▸ Instruction
Copy out each line featuring the string "taxes" from the entries beneath.

▸ Available data
..........

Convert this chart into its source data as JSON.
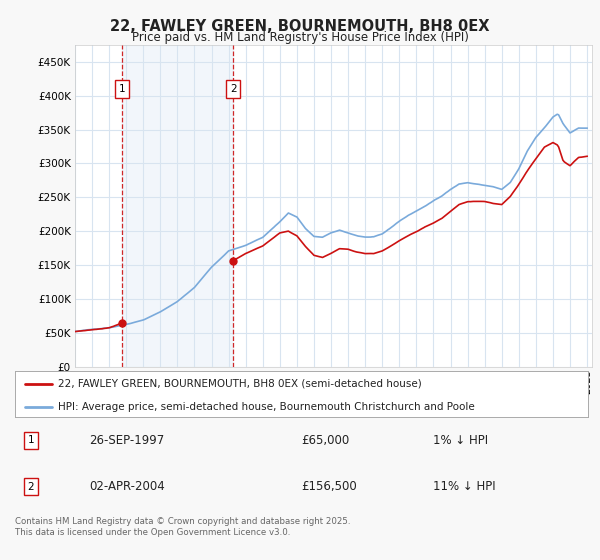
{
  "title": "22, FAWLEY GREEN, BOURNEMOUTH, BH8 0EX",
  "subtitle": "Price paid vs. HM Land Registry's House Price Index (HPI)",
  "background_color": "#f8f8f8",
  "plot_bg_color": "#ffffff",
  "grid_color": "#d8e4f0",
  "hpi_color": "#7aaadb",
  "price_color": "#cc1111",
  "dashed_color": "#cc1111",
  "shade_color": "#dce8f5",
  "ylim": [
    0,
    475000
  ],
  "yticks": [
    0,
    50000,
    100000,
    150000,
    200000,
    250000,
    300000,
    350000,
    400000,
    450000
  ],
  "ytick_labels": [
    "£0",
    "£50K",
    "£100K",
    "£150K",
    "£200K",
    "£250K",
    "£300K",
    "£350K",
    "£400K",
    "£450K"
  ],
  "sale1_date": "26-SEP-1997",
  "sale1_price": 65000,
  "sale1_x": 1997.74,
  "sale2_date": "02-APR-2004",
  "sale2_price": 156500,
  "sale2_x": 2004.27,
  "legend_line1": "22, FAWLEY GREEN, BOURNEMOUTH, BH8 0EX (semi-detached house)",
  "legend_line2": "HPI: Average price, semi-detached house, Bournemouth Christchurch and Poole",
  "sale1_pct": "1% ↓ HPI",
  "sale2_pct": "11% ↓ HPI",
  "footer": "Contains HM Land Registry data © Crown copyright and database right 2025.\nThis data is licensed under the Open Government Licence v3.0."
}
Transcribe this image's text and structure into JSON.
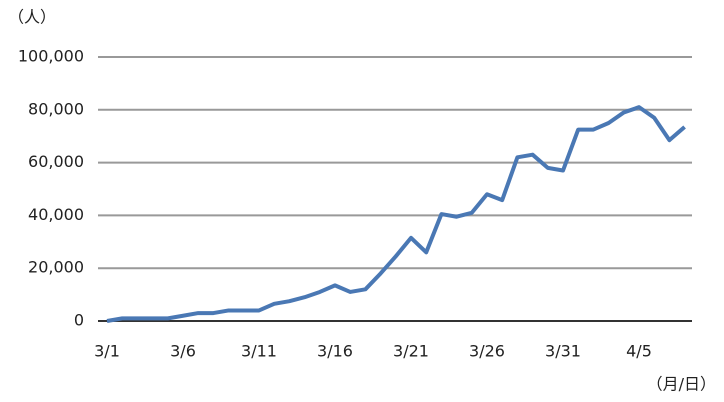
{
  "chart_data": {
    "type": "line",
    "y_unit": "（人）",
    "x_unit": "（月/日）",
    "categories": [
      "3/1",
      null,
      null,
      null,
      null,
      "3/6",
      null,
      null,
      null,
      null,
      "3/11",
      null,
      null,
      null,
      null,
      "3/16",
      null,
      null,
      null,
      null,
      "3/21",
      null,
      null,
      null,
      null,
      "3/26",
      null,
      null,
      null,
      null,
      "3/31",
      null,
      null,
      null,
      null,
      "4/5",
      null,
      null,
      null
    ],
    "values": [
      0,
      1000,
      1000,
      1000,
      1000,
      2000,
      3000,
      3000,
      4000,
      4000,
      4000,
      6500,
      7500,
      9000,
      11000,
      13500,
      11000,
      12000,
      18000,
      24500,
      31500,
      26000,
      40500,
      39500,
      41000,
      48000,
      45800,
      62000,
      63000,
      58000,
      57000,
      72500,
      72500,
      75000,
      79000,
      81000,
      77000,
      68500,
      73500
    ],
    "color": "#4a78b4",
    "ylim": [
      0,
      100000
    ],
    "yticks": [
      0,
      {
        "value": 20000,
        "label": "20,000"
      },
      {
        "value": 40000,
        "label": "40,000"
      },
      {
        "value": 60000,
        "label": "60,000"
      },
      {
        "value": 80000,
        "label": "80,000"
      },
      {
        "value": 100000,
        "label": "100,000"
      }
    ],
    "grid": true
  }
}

..........

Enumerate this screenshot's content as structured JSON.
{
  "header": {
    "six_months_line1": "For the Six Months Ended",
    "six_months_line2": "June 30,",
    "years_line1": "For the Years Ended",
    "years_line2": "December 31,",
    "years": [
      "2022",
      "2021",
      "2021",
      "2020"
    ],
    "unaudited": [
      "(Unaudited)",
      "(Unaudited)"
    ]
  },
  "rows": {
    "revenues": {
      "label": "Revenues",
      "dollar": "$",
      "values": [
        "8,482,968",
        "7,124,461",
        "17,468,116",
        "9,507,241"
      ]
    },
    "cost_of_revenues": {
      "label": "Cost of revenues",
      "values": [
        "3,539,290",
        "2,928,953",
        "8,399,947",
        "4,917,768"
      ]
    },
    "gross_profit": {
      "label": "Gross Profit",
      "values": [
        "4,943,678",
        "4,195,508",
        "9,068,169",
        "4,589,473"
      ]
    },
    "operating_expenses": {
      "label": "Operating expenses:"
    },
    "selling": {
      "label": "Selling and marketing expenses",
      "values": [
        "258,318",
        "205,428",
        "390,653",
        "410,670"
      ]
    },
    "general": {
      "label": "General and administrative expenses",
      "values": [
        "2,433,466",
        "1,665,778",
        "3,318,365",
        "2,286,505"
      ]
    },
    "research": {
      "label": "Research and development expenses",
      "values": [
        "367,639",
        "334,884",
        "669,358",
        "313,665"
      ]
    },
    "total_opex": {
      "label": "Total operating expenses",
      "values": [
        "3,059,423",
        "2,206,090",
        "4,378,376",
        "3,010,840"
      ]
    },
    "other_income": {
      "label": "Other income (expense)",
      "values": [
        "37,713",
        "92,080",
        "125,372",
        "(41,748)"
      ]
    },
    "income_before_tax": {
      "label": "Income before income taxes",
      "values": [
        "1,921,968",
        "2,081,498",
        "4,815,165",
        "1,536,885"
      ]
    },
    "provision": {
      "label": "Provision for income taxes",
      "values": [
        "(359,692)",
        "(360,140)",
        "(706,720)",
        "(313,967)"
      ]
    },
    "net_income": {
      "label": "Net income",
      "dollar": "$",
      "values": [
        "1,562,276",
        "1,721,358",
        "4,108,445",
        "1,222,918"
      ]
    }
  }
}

..........

▸ Worked answer
      "label": "Income before income taxes",
      "label": "Provision for income taxes",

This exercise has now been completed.